**Records excerpted from a collection**
--*--
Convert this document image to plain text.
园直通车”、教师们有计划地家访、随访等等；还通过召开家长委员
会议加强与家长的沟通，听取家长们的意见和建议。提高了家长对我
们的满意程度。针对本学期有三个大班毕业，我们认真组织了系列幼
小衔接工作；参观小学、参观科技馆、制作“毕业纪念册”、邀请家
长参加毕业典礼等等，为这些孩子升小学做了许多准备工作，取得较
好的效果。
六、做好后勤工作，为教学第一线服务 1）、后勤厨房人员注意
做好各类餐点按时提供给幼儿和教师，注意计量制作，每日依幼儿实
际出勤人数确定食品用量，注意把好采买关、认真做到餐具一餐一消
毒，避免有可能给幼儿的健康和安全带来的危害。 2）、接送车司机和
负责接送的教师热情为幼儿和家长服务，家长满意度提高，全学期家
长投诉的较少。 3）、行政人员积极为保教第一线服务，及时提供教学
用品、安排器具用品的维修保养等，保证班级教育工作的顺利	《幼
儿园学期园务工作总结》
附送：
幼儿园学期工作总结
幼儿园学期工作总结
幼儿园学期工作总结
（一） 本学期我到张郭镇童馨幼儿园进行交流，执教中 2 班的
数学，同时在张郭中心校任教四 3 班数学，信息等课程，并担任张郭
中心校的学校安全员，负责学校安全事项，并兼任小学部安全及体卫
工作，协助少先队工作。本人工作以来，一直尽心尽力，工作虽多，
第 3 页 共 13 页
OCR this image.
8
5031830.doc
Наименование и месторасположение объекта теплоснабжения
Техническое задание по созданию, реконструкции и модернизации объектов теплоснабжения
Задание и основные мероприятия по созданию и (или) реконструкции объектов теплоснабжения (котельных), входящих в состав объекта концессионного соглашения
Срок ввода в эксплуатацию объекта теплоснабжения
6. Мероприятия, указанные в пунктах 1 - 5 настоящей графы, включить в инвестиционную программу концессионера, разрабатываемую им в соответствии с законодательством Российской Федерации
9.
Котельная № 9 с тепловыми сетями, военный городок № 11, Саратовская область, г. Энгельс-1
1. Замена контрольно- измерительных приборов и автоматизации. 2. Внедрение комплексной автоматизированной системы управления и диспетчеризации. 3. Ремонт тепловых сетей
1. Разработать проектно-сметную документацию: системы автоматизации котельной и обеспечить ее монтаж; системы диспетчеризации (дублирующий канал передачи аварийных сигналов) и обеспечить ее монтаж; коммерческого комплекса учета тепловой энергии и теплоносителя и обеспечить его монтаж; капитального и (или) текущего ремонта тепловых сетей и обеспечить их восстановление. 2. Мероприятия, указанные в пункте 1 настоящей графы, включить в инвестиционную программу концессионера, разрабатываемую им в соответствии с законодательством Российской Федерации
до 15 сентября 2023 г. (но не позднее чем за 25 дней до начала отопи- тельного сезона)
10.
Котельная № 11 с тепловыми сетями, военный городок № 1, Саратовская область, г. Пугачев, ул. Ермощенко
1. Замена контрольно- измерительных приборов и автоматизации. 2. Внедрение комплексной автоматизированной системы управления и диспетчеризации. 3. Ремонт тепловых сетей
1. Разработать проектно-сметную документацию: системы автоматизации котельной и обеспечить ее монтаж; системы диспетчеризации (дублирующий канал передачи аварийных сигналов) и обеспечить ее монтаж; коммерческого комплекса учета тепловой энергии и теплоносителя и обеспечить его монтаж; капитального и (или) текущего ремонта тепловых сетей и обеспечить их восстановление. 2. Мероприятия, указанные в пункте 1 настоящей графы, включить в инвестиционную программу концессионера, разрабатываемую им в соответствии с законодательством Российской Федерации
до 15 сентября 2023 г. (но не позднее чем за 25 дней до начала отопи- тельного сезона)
--*--
**AIM OF THE TASK**
Give the number of lines that hold the word "Котельная" in these records, with nothing added.

**RESULT OF THE TASK**
2